### Exercise directions
Read the lines that follow and pick out every one containing the word "processes".
━━ Dataset excerpts ━━
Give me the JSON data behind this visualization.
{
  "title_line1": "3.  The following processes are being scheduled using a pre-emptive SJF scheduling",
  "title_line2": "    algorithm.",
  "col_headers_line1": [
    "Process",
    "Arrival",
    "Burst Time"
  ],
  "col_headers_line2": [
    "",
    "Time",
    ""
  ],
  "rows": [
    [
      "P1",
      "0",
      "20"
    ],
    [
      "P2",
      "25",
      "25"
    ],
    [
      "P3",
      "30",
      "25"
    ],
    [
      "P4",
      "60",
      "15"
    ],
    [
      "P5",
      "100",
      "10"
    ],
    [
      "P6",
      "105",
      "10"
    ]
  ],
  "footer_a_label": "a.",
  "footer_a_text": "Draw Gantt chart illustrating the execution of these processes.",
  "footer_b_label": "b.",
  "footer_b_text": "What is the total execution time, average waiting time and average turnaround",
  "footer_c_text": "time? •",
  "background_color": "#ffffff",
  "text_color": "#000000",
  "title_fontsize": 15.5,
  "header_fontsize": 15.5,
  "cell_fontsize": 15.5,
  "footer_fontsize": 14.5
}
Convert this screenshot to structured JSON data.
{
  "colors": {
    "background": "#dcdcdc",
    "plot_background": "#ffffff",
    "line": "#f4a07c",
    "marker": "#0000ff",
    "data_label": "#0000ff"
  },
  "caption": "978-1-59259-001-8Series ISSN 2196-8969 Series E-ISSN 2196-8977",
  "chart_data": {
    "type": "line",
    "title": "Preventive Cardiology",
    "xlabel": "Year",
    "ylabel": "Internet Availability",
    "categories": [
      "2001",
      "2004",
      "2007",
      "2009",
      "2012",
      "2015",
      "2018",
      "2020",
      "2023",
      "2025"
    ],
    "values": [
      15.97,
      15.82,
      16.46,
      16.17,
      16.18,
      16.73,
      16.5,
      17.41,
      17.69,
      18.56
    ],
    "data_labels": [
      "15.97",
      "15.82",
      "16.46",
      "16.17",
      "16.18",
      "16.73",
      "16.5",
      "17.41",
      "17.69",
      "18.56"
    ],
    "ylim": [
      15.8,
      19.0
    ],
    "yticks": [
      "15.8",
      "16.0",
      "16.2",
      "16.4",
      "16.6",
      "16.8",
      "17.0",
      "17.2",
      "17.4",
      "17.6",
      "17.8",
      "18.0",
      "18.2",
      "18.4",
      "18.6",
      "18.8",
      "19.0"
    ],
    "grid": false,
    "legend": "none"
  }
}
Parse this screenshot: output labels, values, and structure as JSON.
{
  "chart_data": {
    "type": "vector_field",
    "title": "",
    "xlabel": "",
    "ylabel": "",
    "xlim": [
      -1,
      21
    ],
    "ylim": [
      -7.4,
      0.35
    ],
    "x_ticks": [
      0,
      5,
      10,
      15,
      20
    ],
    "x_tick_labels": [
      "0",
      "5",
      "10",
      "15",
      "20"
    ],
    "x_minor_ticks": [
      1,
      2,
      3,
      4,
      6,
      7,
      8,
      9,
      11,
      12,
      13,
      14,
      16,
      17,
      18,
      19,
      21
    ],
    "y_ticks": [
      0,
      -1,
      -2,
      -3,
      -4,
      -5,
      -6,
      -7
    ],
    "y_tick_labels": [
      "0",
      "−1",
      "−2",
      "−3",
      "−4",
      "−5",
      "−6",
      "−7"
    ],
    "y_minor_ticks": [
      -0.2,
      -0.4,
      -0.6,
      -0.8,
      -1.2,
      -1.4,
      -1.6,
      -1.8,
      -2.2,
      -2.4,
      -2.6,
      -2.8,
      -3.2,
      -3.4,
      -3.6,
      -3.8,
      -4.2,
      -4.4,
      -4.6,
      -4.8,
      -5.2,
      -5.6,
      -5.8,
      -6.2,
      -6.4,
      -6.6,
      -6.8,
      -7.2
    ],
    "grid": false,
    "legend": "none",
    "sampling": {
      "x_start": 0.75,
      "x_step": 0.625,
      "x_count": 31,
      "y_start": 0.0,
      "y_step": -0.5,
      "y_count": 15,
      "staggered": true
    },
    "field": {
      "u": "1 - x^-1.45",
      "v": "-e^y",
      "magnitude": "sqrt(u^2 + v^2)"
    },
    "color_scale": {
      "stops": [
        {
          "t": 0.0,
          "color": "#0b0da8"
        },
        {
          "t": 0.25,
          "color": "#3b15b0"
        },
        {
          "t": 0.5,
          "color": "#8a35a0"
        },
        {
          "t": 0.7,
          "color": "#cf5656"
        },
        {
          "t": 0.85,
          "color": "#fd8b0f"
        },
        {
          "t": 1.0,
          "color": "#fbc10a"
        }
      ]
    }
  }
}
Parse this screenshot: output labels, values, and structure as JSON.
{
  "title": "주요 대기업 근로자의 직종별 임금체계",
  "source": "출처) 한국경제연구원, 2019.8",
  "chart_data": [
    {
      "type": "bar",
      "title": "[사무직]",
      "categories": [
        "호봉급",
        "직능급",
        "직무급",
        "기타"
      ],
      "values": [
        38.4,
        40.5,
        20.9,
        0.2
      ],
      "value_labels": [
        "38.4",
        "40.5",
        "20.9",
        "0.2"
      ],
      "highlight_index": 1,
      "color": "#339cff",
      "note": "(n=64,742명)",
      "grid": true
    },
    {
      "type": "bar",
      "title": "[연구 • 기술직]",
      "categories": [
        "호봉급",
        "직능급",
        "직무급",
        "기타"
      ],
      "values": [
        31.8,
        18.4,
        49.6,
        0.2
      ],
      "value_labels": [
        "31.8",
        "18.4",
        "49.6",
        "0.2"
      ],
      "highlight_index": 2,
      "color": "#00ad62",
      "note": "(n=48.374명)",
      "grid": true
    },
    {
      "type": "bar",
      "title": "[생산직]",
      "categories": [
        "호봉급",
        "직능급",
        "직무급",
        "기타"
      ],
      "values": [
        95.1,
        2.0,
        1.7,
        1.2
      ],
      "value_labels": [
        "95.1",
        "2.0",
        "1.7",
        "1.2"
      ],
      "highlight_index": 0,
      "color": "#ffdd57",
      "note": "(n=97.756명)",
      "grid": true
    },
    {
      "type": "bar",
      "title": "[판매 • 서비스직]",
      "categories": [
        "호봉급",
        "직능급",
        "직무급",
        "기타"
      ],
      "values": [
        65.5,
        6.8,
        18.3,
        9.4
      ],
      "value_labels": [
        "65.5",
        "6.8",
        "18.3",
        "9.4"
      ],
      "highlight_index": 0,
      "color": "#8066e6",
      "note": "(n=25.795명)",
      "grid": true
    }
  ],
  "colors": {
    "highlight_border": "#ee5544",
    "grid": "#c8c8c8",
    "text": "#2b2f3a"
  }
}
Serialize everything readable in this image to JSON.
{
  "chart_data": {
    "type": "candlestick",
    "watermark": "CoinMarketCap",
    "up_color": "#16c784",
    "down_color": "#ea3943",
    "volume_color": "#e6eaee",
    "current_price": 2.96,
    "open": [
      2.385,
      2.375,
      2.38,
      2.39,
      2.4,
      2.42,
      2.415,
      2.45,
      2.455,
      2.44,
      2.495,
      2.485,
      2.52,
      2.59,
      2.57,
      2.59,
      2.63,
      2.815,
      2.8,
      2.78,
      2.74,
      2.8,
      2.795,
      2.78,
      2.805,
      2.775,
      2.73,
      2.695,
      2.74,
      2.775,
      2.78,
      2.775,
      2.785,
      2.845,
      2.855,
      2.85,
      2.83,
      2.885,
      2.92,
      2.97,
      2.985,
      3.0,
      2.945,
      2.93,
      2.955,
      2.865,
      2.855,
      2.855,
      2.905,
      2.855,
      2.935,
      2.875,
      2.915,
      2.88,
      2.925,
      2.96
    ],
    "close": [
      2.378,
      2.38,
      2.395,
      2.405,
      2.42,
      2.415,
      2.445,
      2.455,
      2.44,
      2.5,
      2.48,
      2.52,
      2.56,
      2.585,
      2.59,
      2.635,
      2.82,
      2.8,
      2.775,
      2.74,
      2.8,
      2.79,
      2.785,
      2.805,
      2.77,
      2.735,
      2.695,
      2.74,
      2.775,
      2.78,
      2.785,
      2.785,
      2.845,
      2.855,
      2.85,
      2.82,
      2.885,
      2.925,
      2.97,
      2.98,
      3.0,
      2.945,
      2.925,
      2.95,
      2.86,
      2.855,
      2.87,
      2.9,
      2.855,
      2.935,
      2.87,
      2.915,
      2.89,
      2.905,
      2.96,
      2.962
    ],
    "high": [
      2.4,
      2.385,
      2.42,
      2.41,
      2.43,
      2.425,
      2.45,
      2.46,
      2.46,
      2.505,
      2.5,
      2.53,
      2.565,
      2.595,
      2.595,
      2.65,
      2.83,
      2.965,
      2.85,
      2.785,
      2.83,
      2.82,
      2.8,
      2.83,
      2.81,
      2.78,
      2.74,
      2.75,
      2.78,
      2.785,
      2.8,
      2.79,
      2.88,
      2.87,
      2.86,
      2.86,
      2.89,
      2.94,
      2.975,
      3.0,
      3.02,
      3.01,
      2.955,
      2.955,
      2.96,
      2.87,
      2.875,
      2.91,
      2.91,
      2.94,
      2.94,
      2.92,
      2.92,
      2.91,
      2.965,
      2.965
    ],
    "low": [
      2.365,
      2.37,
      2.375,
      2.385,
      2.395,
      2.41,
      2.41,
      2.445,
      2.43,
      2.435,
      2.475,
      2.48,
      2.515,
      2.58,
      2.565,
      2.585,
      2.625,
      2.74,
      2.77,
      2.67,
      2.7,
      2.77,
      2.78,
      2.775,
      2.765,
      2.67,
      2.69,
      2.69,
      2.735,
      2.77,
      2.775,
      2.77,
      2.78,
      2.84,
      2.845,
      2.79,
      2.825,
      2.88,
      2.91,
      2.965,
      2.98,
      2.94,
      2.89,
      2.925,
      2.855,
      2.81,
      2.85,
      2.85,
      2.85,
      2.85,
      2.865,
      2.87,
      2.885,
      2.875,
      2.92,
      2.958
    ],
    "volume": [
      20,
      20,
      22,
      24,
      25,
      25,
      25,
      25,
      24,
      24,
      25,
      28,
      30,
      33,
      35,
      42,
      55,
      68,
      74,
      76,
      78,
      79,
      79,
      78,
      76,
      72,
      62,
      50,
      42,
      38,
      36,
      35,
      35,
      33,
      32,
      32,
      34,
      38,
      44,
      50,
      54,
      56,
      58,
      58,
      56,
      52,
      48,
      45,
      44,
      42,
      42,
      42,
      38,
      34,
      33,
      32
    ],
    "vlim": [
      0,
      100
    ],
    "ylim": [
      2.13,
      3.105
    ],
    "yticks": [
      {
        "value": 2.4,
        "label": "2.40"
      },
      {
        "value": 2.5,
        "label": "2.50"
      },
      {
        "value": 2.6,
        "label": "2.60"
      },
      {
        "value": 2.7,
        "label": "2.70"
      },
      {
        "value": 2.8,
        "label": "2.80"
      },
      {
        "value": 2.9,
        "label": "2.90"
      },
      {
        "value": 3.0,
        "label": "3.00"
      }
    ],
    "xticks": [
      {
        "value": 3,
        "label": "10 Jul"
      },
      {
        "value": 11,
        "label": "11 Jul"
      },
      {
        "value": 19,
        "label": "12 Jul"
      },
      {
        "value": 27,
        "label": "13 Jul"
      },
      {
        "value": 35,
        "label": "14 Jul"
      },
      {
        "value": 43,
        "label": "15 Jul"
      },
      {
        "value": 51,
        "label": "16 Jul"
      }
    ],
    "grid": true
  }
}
━━━
### Output for this exercise
  "title_line1": "3.  The following processes are being scheduled using a pre-emptive SJF scheduling",
  "footer_a_text": "Draw Gantt chart illustrating the execution of these processes.",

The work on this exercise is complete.